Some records
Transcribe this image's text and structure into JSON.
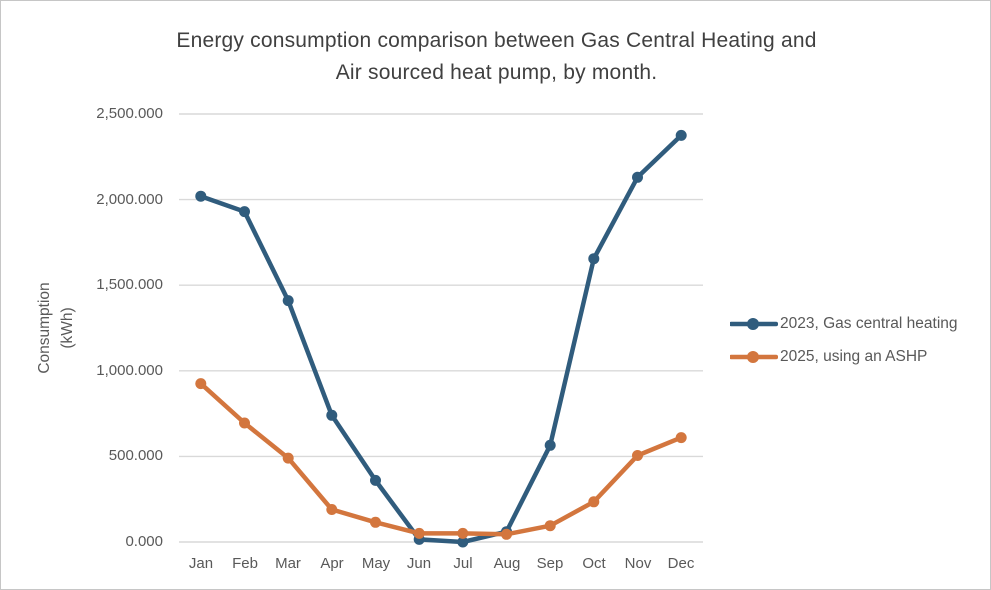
{
  "chart": {
    "title_line1": "Energy consumption comparison between Gas Central Heating and",
    "title_line2": "Air sourced heat pump, by month.",
    "y_axis_title_line1": "Consumption",
    "y_axis_title_line2": "(kWh)"
  },
  "chart_data": {
    "type": "line",
    "title": "Energy consumption comparison between Gas Central Heating and Air sourced heat pump, by month.",
    "categories": [
      "Jan",
      "Feb",
      "Mar",
      "Apr",
      "May",
      "Jun",
      "Jul",
      "Aug",
      "Sep",
      "Oct",
      "Nov",
      "Dec"
    ],
    "series": [
      {
        "name": "2023, Gas central heating",
        "color": "#305C7D",
        "values": [
          2020,
          1930,
          1410,
          740,
          360,
          15,
          0,
          60,
          565,
          1655,
          2130,
          2375
        ]
      },
      {
        "name": "2025, using an ASHP",
        "color": "#D3763E",
        "values": [
          925,
          695,
          490,
          190,
          115,
          50,
          50,
          45,
          95,
          235,
          505,
          610
        ]
      }
    ],
    "xlabel": "",
    "ylabel": "Consumption (kWh)",
    "ylim": [
      0,
      2500
    ],
    "y_ticks": [
      0,
      500,
      1000,
      1500,
      2000,
      2500
    ],
    "y_tick_labels": [
      "0.000",
      "500.000",
      "1,000.000",
      "1,500.000",
      "2,000.000",
      "2,500.000"
    ],
    "grid": true,
    "legend_position": "right",
    "marker": "circle",
    "colors": {
      "gridline": "#D9D9D9",
      "title_text": "#404040",
      "axis_text": "#595959",
      "legend_text": "#595959",
      "background": "#FFFFFF"
    }
  }
}
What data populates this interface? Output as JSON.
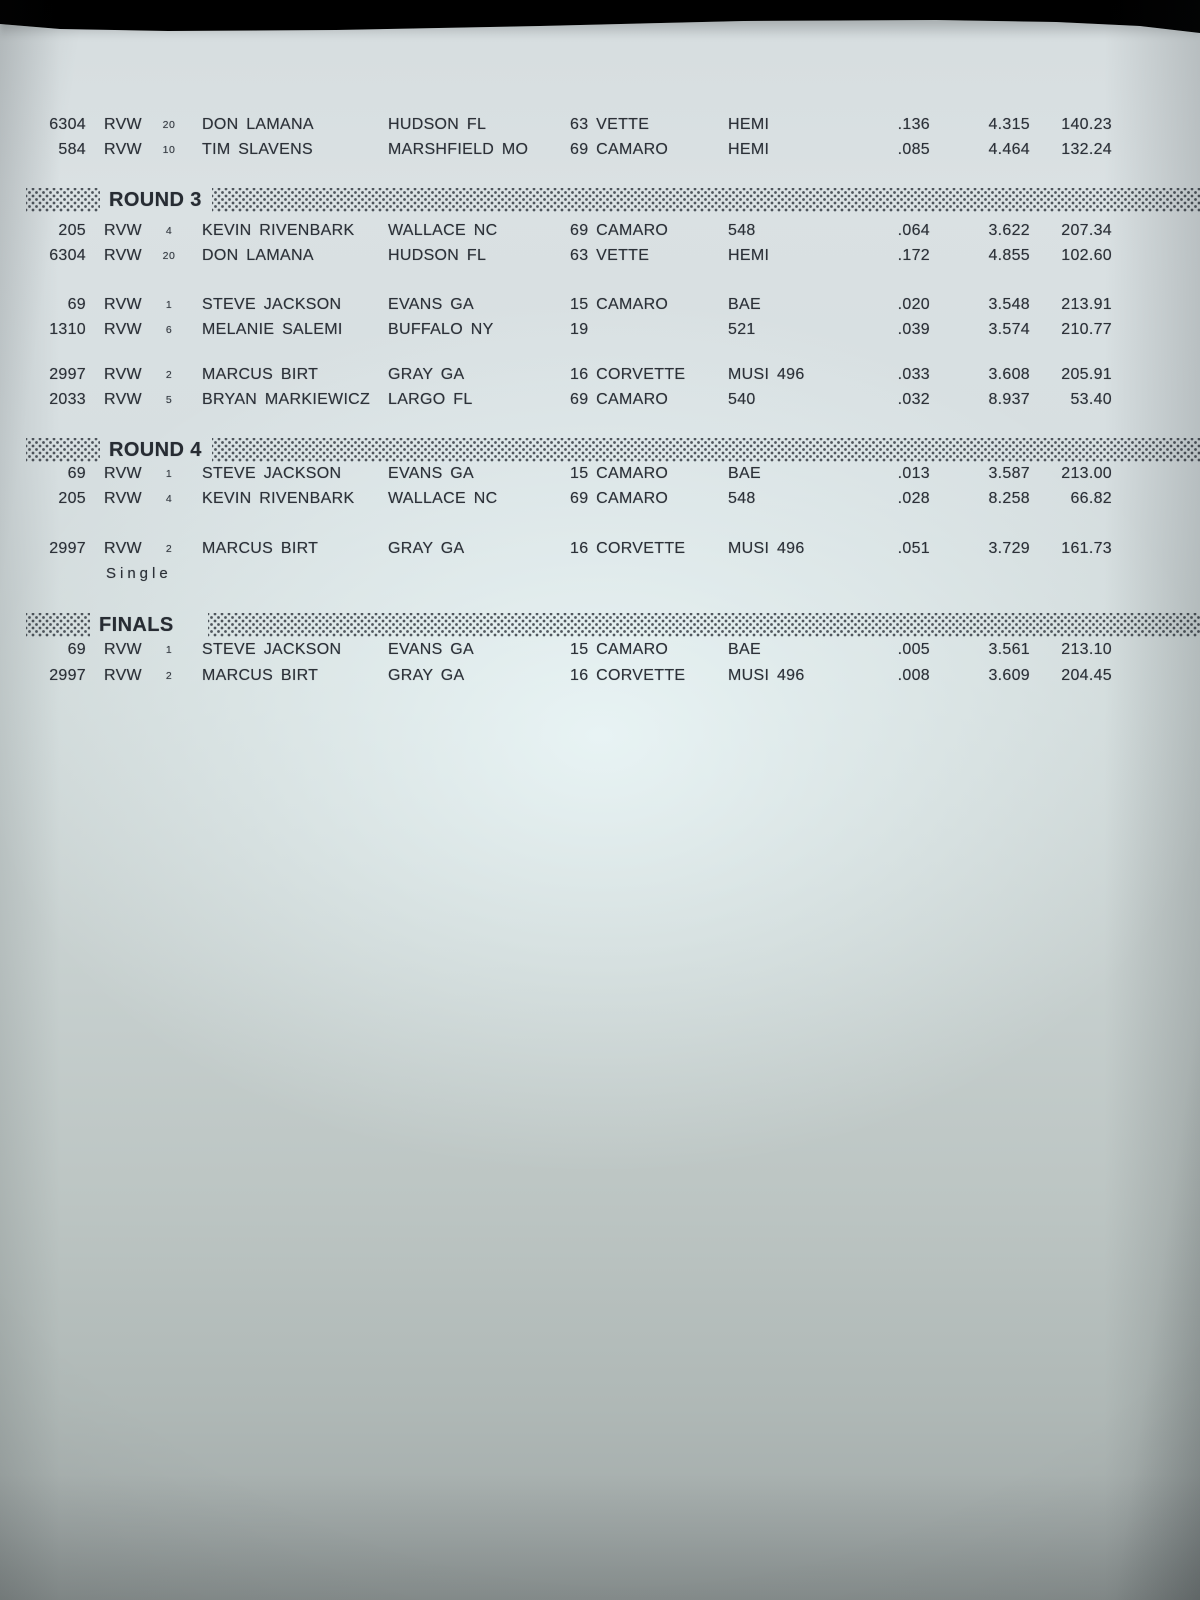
{
  "document": {
    "kind": "printed race results sheet (photo)",
    "class_column_value": "RVW"
  },
  "colors": {
    "backdrop": "#060607",
    "paper_light": "#e9f2f3",
    "paper_dark": "#9aa2a1",
    "ink": "#2c3138",
    "halftone_dot": "#30363e"
  },
  "sections": [
    {
      "label": "",
      "rows": [
        {
          "num": "6304",
          "cls": "RVW",
          "seed": "20",
          "driver": "DON LAMANA",
          "town": "HUDSON FL",
          "car": "63 VETTE",
          "engine": "HEMI",
          "rt": ".136",
          "et": "4.315",
          "mph": "140.23"
        },
        {
          "num": "584",
          "cls": "RVW",
          "seed": "10",
          "driver": "TIM SLAVENS",
          "town": "MARSHFIELD MO",
          "car": "69 CAMARO",
          "engine": "HEMI",
          "rt": ".085",
          "et": "4.464",
          "mph": "132.24"
        }
      ]
    },
    {
      "label": "ROUND 3",
      "rows": [
        {
          "num": "205",
          "cls": "RVW",
          "seed": "4",
          "driver": "KEVIN RIVENBARK",
          "town": "WALLACE NC",
          "car": "69 CAMARO",
          "engine": "548",
          "rt": ".064",
          "et": "3.622",
          "mph": "207.34"
        },
        {
          "num": "6304",
          "cls": "RVW",
          "seed": "20",
          "driver": "DON LAMANA",
          "town": "HUDSON FL",
          "car": "63 VETTE",
          "engine": "HEMI",
          "rt": ".172",
          "et": "4.855",
          "mph": "102.60"
        },
        {
          "num": "69",
          "cls": "RVW",
          "seed": "1",
          "driver": "STEVE JACKSON",
          "town": "EVANS GA",
          "car": "15 CAMARO",
          "engine": "BAE",
          "rt": ".020",
          "et": "3.548",
          "mph": "213.91"
        },
        {
          "num": "1310",
          "cls": "RVW",
          "seed": "6",
          "driver": "MELANIE SALEMI",
          "town": "BUFFALO NY",
          "car": "19",
          "engine": "521",
          "rt": ".039",
          "et": "3.574",
          "mph": "210.77"
        },
        {
          "num": "2997",
          "cls": "RVW",
          "seed": "2",
          "driver": "MARCUS BIRT",
          "town": "GRAY GA",
          "car": "16 CORVETTE",
          "engine": "MUSI 496",
          "rt": ".033",
          "et": "3.608",
          "mph": "205.91"
        },
        {
          "num": "2033",
          "cls": "RVW",
          "seed": "5",
          "driver": "BRYAN MARKIEWICZ",
          "town": "LARGO FL",
          "car": "69 CAMARO",
          "engine": "540",
          "rt": ".032",
          "et": "8.937",
          "mph": "53.40"
        }
      ]
    },
    {
      "label": "ROUND 4",
      "rows": [
        {
          "num": "69",
          "cls": "RVW",
          "seed": "1",
          "driver": "STEVE JACKSON",
          "town": "EVANS GA",
          "car": "15 CAMARO",
          "engine": "BAE",
          "rt": ".013",
          "et": "3.587",
          "mph": "213.00"
        },
        {
          "num": "205",
          "cls": "RVW",
          "seed": "4",
          "driver": "KEVIN RIVENBARK",
          "town": "WALLACE NC",
          "car": "69 CAMARO",
          "engine": "548",
          "rt": ".028",
          "et": "8.258",
          "mph": "66.82"
        },
        {
          "num": "2997",
          "cls": "RVW",
          "seed": "2",
          "driver": "MARCUS BIRT",
          "town": "GRAY GA",
          "car": "16 CORVETTE",
          "engine": "MUSI 496",
          "rt": ".051",
          "et": "3.729",
          "mph": "161.73",
          "note": "Single"
        }
      ]
    },
    {
      "label": "FINALS",
      "rows": [
        {
          "num": "69",
          "cls": "RVW",
          "seed": "1",
          "driver": "STEVE JACKSON",
          "town": "EVANS GA",
          "car": "15 CAMARO",
          "engine": "BAE",
          "rt": ".005",
          "et": "3.561",
          "mph": "213.10"
        },
        {
          "num": "2997",
          "cls": "RVW",
          "seed": "2",
          "driver": "MARCUS BIRT",
          "town": "GRAY GA",
          "car": "16 CORVETTE",
          "engine": "MUSI 496",
          "rt": ".008",
          "et": "3.609",
          "mph": "204.45"
        }
      ]
    }
  ]
}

▶ [Aim]
Give the data above again in full and unchanged, skipping the pictures.

▶ [In response]
Transcribe this image's text and structure into JSON.
{
  "chart": {
    "title_line1": "Energy consumption comparison between Gas Central Heating and",
    "title_line2": "Air sourced heat pump, by month.",
    "y_axis_title_line1": "Consumption",
    "y_axis_title_line2": "(kWh)"
  },
  "chart_data": {
    "type": "line",
    "title": "Energy consumption comparison between Gas Central Heating and Air sourced heat pump, by month.",
    "categories": [
      "Jan",
      "Feb",
      "Mar",
      "Apr",
      "May",
      "Jun",
      "Jul",
      "Aug",
      "Sep",
      "Oct",
      "Nov",
      "Dec"
    ],
    "series": [
      {
        "name": "2023, Gas central heating",
        "color": "#305C7D",
        "values": [
          2020,
          1930,
          1410,
          740,
          360,
          15,
          0,
          60,
          565,
          1655,
          2130,
          2375
        ]
      },
      {
        "name": "2025, using an ASHP",
        "color": "#D3763E",
        "values": [
          925,
          695,
          490,
          190,
          115,
          50,
          50,
          45,
          95,
          235,
          505,
          610
        ]
      }
    ],
    "xlabel": "",
    "ylabel": "Consumption (kWh)",
    "ylim": [
      0,
      2500
    ],
    "y_ticks": [
      0,
      500,
      1000,
      1500,
      2000,
      2500
    ],
    "y_tick_labels": [
      "0.000",
      "500.000",
      "1,000.000",
      "1,500.000",
      "2,000.000",
      "2,500.000"
    ],
    "grid": true,
    "legend_position": "right",
    "marker": "circle",
    "colors": {
      "gridline": "#D9D9D9",
      "title_text": "#404040",
      "axis_text": "#595959",
      "legend_text": "#595959",
      "background": "#FFFFFF"
    }
  }
}
What data populates this interface? Output as JSON.
{
  "document": {
    "kind": "printed race results sheet (photo)",
    "class_column_value": "RVW"
  },
  "colors": {
    "backdrop": "#060607",
    "paper_light": "#e9f2f3",
    "paper_dark": "#9aa2a1",
    "ink": "#2c3138",
    "halftone_dot": "#30363e"
  },
  "sections": [
    {
      "label": "",
      "rows": [
        {
          "num": "6304",
          "cls": "RVW",
          "seed": "20",
          "driver": "DON LAMANA",
          "town": "HUDSON FL",
          "car": "63 VETTE",
          "engine": "HEMI",
          "rt": ".136",
          "et": "4.315",
          "mph": "140.23"
        },
        {
          "num": "584",
          "cls": "RVW",
          "seed": "10",
          "driver": "TIM SLAVENS",
          "town": "MARSHFIELD MO",
          "car": "69 CAMARO",
          "engine": "HEMI",
          "rt": ".085",
          "et": "4.464",
          "mph": "132.24"
        }
      ]
    },
    {
      "label": "ROUND 3",
      "rows": [
        {
          "num": "205",
          "cls": "RVW",
          "seed": "4",
          "driver": "KEVIN RIVENBARK",
          "town": "WALLACE NC",
          "car": "69 CAMARO",
          "engine": "548",
          "rt": ".064",
          "et": "3.622",
          "mph": "207.34"
        },
        {
          "num": "6304",
          "cls": "RVW",
          "seed": "20",
          "driver": "DON LAMANA",
          "town": "HUDSON FL",
          "car": "63 VETTE",
          "engine": "HEMI",
          "rt": ".172",
          "et": "4.855",
          "mph": "102.60"
        },
        {
          "num": "69",
          "cls": "RVW",
          "seed": "1",
          "driver": "STEVE JACKSON",
          "town": "EVANS GA",
          "car": "15 CAMARO",
          "engine": "BAE",
          "rt": ".020",
          "et": "3.548",
          "mph": "213.91"
        },
        {
          "num": "1310",
          "cls": "RVW",
          "seed": "6",
          "driver": "MELANIE SALEMI",
          "town": "BUFFALO NY",
          "car": "19",
          "engine": "521",
          "rt": ".039",
          "et": "3.574",
          "mph": "210.77"
        },
        {
          "num": "2997",
          "cls": "RVW",
          "seed": "2",
          "driver": "MARCUS BIRT",
          "town": "GRAY GA",
          "car": "16 CORVETTE",
          "engine": "MUSI 496",
          "rt": ".033",
          "et": "3.608",
          "mph": "205.91"
        },
        {
          "num": "2033",
          "cls": "RVW",
          "seed": "5",
          "driver": "BRYAN MARKIEWICZ",
          "town": "LARGO FL",
          "car": "69 CAMARO",
          "engine": "540",
          "rt": ".032",
          "et": "8.937",
          "mph": "53.40"
        }
      ]
    },
    {
      "label": "ROUND 4",
      "rows": [
        {
          "num": "69",
          "cls": "RVW",
          "seed": "1",
          "driver": "STEVE JACKSON",
          "town": "EVANS GA",
          "car": "15 CAMARO",
          "engine": "BAE",
          "rt": ".013",
          "et": "3.587",
          "mph": "213.00"
        },
        {
          "num": "205",
          "cls": "RVW",
          "seed": "4",
          "driver": "KEVIN RIVENBARK",
          "town": "WALLACE NC",
          "car": "69 CAMARO",
          "engine": "548",
          "rt": ".028",
          "et": "8.258",
          "mph": "66.82"
        },
        {
          "num": "2997",
          "cls": "RVW",
          "seed": "2",
          "driver": "MARCUS BIRT",
          "town": "GRAY GA",
          "car": "16 CORVETTE",
          "engine": "MUSI 496",
          "rt": ".051",
          "et": "3.729",
          "mph": "161.73",
          "note": "Single"
        }
      ]
    },
    {
      "label": "FINALS",
      "rows": [
        {
          "num": "69",
          "cls": "RVW",
          "seed": "1",
          "driver": "STEVE JACKSON",
          "town": "EVANS GA",
          "car": "15 CAMARO",
          "engine": "BAE",
          "rt": ".005",
          "et": "3.561",
          "mph": "213.10"
        },
        {
          "num": "2997",
          "cls": "RVW",
          "seed": "2",
          "driver": "MARCUS BIRT",
          "town": "GRAY GA",
          "car": "16 CORVETTE",
          "engine": "MUSI 496",
          "rt": ".008",
          "et": "3.609",
          "mph": "204.45"
        }
      ]
    }
  ]
}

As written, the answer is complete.